═════ INPUT FOR THIS TASK
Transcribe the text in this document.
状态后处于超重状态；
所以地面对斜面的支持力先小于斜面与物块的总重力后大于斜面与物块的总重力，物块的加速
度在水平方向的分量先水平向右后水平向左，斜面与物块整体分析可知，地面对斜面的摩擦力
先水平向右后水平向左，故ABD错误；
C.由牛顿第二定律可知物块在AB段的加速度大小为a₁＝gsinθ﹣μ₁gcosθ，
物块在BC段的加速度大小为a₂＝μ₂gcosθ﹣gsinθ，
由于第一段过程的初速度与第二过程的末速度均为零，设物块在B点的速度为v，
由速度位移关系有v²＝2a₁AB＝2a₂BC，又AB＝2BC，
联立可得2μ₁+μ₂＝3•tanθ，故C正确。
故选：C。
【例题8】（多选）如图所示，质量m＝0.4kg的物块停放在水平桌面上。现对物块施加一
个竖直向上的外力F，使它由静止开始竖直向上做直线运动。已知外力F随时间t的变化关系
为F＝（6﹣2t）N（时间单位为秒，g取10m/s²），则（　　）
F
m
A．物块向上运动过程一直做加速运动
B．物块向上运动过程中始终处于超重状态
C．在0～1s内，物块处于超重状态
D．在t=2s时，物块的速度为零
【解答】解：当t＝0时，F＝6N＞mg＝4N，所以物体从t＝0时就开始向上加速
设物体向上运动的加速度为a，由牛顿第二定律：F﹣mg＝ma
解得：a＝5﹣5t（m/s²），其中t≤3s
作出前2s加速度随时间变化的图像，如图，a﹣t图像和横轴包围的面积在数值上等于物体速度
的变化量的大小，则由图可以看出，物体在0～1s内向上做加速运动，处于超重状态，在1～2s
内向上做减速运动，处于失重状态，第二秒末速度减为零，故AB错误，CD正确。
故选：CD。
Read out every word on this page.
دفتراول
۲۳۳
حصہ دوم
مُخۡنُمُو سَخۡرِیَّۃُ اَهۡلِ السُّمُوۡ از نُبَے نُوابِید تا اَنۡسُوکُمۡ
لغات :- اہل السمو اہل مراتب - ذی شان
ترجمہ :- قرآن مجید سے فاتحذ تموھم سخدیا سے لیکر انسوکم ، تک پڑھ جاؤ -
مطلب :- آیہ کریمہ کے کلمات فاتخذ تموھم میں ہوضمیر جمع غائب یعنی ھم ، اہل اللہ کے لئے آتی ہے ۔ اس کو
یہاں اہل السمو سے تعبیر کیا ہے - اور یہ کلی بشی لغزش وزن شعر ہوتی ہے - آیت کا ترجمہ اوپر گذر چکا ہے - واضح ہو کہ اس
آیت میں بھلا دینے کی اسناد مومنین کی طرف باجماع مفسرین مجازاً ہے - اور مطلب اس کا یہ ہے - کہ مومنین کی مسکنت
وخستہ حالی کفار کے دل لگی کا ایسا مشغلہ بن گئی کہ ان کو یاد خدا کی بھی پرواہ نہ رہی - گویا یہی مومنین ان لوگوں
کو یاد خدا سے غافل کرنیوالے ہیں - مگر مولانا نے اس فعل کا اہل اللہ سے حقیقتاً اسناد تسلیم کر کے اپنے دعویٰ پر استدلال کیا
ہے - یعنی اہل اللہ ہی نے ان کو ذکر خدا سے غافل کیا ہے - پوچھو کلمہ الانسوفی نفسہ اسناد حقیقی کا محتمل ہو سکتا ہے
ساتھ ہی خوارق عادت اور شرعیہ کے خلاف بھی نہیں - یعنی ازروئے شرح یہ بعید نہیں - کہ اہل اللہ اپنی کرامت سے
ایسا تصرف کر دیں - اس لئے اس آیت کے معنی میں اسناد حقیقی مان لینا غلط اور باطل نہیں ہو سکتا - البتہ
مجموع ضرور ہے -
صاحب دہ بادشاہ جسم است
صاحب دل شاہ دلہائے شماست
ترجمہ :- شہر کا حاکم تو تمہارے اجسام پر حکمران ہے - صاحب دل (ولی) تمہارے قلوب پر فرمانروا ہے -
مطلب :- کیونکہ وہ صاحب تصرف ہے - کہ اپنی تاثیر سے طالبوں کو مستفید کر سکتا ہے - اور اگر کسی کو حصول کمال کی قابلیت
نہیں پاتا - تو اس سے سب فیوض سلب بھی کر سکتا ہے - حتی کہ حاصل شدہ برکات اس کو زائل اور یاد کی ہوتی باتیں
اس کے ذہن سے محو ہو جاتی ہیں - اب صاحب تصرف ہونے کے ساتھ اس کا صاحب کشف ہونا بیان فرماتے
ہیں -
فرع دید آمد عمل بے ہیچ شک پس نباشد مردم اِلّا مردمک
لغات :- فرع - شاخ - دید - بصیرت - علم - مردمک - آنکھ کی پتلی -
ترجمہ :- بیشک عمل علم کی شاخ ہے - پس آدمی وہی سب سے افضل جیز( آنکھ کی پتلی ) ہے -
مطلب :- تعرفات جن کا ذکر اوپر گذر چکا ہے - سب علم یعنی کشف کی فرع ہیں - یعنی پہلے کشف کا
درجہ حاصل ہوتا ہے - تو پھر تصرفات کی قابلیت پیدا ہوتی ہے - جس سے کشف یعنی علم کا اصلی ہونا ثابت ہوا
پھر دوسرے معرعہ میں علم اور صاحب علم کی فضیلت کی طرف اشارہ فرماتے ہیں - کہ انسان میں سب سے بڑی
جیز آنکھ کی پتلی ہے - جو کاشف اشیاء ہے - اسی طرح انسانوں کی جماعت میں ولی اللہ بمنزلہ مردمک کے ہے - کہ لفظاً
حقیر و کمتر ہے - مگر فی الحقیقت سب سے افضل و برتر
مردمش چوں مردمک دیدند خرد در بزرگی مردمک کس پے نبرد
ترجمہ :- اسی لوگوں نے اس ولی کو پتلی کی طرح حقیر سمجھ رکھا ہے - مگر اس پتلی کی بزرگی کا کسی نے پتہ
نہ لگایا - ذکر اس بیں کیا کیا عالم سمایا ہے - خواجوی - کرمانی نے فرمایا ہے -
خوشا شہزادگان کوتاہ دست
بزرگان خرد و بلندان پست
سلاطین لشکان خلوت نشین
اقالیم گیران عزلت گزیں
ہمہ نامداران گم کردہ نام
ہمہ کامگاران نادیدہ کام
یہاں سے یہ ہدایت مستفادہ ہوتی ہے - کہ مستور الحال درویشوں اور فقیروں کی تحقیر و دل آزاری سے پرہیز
══════════
= TASK TO CARRY OUT =
Copy each line from the data above that includes "ہونا".

= FINAL ANSWER =
اس کے ذہن سے محو ہو جاتی ہیں - اب صاحب تصرف ہونے کے ساتھ اس کا صاحب کشف ہونا بیان فرماتے
درجہ حاصل ہوتا ہے - تو پھر تصرفات کی قابلیت پیدا ہوتی ہے - جس سے کشف یعنی علم کا اصلی ہونا ثابت ہوا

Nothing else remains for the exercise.